(Records about charts and figures)
========================
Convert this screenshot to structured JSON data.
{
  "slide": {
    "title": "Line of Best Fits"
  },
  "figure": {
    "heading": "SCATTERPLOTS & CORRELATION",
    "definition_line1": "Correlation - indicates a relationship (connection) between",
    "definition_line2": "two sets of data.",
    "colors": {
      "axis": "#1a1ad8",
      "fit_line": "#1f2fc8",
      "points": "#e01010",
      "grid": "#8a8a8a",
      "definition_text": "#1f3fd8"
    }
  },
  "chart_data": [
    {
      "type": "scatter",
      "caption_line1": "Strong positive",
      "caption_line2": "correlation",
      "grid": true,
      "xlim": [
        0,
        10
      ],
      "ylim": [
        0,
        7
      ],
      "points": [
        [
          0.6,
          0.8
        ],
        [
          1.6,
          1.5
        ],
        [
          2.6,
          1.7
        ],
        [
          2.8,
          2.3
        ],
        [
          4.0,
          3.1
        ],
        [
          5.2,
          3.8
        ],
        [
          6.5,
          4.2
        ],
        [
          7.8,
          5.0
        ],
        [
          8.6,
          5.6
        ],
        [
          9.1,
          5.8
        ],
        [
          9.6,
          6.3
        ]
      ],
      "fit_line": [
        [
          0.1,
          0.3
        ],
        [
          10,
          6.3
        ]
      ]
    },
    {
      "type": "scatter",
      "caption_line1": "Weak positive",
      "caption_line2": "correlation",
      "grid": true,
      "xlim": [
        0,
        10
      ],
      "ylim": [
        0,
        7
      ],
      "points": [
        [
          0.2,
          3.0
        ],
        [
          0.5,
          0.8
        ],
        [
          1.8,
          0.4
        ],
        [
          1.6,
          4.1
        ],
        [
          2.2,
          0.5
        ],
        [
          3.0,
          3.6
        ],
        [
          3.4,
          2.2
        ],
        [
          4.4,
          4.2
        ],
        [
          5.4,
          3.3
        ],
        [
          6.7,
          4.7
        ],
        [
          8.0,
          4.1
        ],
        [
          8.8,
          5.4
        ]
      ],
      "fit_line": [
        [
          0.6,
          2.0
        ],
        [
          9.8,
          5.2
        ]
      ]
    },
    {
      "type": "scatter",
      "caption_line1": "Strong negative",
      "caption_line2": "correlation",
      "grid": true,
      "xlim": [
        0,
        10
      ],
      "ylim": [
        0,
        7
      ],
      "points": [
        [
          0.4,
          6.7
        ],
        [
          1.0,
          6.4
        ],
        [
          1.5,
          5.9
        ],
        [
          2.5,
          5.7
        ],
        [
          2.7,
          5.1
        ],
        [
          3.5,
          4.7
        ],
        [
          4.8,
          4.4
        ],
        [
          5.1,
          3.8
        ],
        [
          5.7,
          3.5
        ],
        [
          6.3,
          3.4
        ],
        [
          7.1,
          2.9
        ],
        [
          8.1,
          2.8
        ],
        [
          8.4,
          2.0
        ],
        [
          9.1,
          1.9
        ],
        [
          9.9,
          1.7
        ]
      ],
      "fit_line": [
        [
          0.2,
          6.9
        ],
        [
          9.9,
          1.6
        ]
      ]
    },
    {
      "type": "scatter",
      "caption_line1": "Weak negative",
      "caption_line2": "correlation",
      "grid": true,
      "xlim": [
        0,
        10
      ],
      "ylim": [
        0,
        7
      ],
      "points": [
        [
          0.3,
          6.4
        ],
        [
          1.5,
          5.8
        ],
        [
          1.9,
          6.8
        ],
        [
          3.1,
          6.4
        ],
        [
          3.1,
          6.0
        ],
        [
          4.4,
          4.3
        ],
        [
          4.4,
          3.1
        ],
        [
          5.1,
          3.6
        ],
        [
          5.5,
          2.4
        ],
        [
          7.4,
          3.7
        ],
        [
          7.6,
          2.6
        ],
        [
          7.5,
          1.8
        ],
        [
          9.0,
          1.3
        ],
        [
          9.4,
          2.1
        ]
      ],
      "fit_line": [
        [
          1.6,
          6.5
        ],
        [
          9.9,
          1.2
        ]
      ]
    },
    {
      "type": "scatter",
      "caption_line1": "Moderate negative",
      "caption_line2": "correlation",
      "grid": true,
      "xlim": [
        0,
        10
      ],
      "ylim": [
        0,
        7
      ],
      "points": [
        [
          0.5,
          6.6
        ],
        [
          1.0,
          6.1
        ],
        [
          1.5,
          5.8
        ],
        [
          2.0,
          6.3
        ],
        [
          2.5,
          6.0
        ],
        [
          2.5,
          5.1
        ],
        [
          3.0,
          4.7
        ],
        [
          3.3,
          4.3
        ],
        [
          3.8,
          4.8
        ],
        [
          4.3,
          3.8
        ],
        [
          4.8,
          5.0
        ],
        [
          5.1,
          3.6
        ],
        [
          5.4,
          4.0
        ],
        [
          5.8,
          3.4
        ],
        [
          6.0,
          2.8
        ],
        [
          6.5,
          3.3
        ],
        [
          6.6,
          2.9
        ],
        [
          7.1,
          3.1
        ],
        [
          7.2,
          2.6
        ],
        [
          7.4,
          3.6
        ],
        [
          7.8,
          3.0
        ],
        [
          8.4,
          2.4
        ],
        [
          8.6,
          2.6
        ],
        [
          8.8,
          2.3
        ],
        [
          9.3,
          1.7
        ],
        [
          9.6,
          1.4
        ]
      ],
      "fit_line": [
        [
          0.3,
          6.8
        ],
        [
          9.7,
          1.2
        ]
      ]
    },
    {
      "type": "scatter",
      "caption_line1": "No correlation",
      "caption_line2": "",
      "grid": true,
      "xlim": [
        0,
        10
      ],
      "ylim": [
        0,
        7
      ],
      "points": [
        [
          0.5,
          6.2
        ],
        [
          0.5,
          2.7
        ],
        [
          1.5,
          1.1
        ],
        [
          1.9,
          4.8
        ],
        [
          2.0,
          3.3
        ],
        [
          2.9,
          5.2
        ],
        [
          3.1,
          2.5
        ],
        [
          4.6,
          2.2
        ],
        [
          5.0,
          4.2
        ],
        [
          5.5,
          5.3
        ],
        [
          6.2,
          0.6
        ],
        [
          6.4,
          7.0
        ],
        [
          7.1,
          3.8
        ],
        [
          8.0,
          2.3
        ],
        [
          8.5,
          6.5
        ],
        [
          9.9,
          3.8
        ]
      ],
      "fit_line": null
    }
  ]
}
========================
Please set down all the data word for word.

Convert this screenshot to structured JSON data.
{
  "slide": {
    "title": "Line of Best Fits"
  },
  "figure": {
    "heading": "SCATTERPLOTS & CORRELATION",
    "definition_line1": "Correlation - indicates a relationship (connection) between",
    "definition_line2": "two sets of data.",
    "colors": {
      "axis": "#1a1ad8",
      "fit_line": "#1f2fc8",
      "points": "#e01010",
      "grid": "#8a8a8a",
      "definition_text": "#1f3fd8"
    }
  },
  "chart_data": [
    {
      "type": "scatter",
      "caption_line1": "Strong positive",
      "caption_line2": "correlation",
      "grid": true,
      "xlim": [
        0,
        10
      ],
      "ylim": [
        0,
        7
      ],
      "points": [
        [
          0.6,
          0.8
        ],
        [
          1.6,
          1.5
        ],
        [
          2.6,
          1.7
        ],
        [
          2.8,
          2.3
        ],
        [
          4.0,
          3.1
        ],
        [
          5.2,
          3.8
        ],
        [
          6.5,
          4.2
        ],
        [
          7.8,
          5.0
        ],
        [
          8.6,
          5.6
        ],
        [
          9.1,
          5.8
        ],
        [
          9.6,
          6.3
        ]
      ],
      "fit_line": [
        [
          0.1,
          0.3
        ],
        [
          10,
          6.3
        ]
      ]
    },
    {
      "type": "scatter",
      "caption_line1": "Weak positive",
      "caption_line2": "correlation",
      "grid": true,
      "xlim": [
        0,
        10
      ],
      "ylim": [
        0,
        7
      ],
      "points": [
        [
          0.2,
          3.0
        ],
        [
          0.5,
          0.8
        ],
        [
          1.8,
          0.4
        ],
        [
          1.6,
          4.1
        ],
        [
          2.2,
          0.5
        ],
        [
          3.0,
          3.6
        ],
        [
          3.4,
          2.2
        ],
        [
          4.4,
          4.2
        ],
        [
          5.4,
          3.3
        ],
        [
          6.7,
          4.7
        ],
        [
          8.0,
          4.1
        ],
        [
          8.8,
          5.4
        ]
      ],
      "fit_line": [
        [
          0.6,
          2.0
        ],
        [
          9.8,
          5.2
        ]
      ]
    },
    {
      "type": "scatter",
      "caption_line1": "Strong negative",
      "caption_line2": "correlation",
      "grid": true,
      "xlim": [
        0,
        10
      ],
      "ylim": [
        0,
        7
      ],
      "points": [
        [
          0.4,
          6.7
        ],
        [
          1.0,
          6.4
        ],
        [
          1.5,
          5.9
        ],
        [
          2.5,
          5.7
        ],
        [
          2.7,
          5.1
        ],
        [
          3.5,
          4.7
        ],
        [
          4.8,
          4.4
        ],
        [
          5.1,
          3.8
        ],
        [
          5.7,
          3.5
        ],
        [
          6.3,
          3.4
        ],
        [
          7.1,
          2.9
        ],
        [
          8.1,
          2.8
        ],
        [
          8.4,
          2.0
        ],
        [
          9.1,
          1.9
        ],
        [
          9.9,
          1.7
        ]
      ],
      "fit_line": [
        [
          0.2,
          6.9
        ],
        [
          9.9,
          1.6
        ]
      ]
    },
    {
      "type": "scatter",
      "caption_line1": "Weak negative",
      "caption_line2": "correlation",
      "grid": true,
      "xlim": [
        0,
        10
      ],
      "ylim": [
        0,
        7
      ],
      "points": [
        [
          0.3,
          6.4
        ],
        [
          1.5,
          5.8
        ],
        [
          1.9,
          6.8
        ],
        [
          3.1,
          6.4
        ],
        [
          3.1,
          6.0
        ],
        [
          4.4,
          4.3
        ],
        [
          4.4,
          3.1
        ],
        [
          5.1,
          3.6
        ],
        [
          5.5,
          2.4
        ],
        [
          7.4,
          3.7
        ],
        [
          7.6,
          2.6
        ],
        [
          7.5,
          1.8
        ],
        [
          9.0,
          1.3
        ],
        [
          9.4,
          2.1
        ]
      ],
      "fit_line": [
        [
          1.6,
          6.5
        ],
        [
          9.9,
          1.2
        ]
      ]
    },
    {
      "type": "scatter",
      "caption_line1": "Moderate negative",
      "caption_line2": "correlation",
      "grid": true,
      "xlim": [
        0,
        10
      ],
      "ylim": [
        0,
        7
      ],
      "points": [
        [
          0.5,
          6.6
        ],
        [
          1.0,
          6.1
        ],
        [
          1.5,
          5.8
        ],
        [
          2.0,
          6.3
        ],
        [
          2.5,
          6.0
        ],
        [
          2.5,
          5.1
        ],
        [
          3.0,
          4.7
        ],
        [
          3.3,
          4.3
        ],
        [
          3.8,
          4.8
        ],
        [
          4.3,
          3.8
        ],
        [
          4.8,
          5.0
        ],
        [
          5.1,
          3.6
        ],
        [
          5.4,
          4.0
        ],
        [
          5.8,
          3.4
        ],
        [
          6.0,
          2.8
        ],
        [
          6.5,
          3.3
        ],
        [
          6.6,
          2.9
        ],
        [
          7.1,
          3.1
        ],
        [
          7.2,
          2.6
        ],
        [
          7.4,
          3.6
        ],
        [
          7.8,
          3.0
        ],
        [
          8.4,
          2.4
        ],
        [
          8.6,
          2.6
        ],
        [
          8.8,
          2.3
        ],
        [
          9.3,
          1.7
        ],
        [
          9.6,
          1.4
        ]
      ],
      "fit_line": [
        [
          0.3,
          6.8
        ],
        [
          9.7,
          1.2
        ]
      ]
    },
    {
      "type": "scatter",
      "caption_line1": "No correlation",
      "caption_line2": "",
      "grid": true,
      "xlim": [
        0,
        10
      ],
      "ylim": [
        0,
        7
      ],
      "points": [
        [
          0.5,
          6.2
        ],
        [
          0.5,
          2.7
        ],
        [
          1.5,
          1.1
        ],
        [
          1.9,
          4.8
        ],
        [
          2.0,
          3.3
        ],
        [
          2.9,
          5.2
        ],
        [
          3.1,
          2.5
        ],
        [
          4.6,
          2.2
        ],
        [
          5.0,
          4.2
        ],
        [
          5.5,
          5.3
        ],
        [
          6.2,
          0.6
        ],
        [
          6.4,
          7.0
        ],
        [
          7.1,
          3.8
        ],
        [
          8.0,
          2.3
        ],
        [
          8.5,
          6.5
        ],
        [
          9.9,
          3.8
        ]
      ],
      "fit_line": null
    }
  ]
}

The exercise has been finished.